(Entries taken from a collection)
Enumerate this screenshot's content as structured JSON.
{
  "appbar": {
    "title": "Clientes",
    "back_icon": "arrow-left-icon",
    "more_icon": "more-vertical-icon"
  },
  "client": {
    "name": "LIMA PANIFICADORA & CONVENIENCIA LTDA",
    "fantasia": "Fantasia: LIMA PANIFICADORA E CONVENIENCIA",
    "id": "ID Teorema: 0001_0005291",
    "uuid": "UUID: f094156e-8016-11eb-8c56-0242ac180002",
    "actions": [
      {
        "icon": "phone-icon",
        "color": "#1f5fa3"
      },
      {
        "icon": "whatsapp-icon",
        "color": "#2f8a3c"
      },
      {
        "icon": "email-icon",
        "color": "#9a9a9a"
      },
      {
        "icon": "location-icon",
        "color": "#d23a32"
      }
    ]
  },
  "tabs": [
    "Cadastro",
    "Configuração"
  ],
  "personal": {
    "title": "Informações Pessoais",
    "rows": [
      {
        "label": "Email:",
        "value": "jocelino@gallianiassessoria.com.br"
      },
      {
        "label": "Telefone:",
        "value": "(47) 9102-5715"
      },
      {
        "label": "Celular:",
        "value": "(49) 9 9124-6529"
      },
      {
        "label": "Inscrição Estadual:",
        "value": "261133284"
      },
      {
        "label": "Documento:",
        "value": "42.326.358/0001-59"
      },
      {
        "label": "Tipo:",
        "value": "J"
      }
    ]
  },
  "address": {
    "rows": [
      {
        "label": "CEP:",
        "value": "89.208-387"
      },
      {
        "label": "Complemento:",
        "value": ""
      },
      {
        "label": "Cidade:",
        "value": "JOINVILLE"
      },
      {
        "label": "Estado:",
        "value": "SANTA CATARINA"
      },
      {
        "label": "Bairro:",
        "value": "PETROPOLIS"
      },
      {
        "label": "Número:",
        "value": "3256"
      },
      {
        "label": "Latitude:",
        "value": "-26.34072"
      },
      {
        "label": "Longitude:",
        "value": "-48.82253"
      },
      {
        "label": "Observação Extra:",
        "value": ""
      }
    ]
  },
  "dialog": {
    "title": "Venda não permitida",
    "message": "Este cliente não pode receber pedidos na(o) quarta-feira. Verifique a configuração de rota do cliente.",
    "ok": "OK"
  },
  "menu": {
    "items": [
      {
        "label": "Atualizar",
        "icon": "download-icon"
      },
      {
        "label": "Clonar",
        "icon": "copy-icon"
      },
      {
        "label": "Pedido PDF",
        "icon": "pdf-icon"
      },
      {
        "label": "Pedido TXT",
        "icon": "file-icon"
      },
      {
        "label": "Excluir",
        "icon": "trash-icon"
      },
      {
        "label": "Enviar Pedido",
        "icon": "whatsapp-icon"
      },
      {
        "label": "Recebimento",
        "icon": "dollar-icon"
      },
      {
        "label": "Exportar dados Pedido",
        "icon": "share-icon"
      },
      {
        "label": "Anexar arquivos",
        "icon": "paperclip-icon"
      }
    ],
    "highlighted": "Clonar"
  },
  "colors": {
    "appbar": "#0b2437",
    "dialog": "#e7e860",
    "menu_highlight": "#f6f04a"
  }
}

_Short problem_.
In the records above, find each line holding "CONVENIENCIA" and copy it.

_Response to the task_.
    "name": "LIMA PANIFICADORA & CONVENIENCIA LTDA",
    "fantasia": "Fantasia: LIMA PANIFICADORA E CONVENIENCIA",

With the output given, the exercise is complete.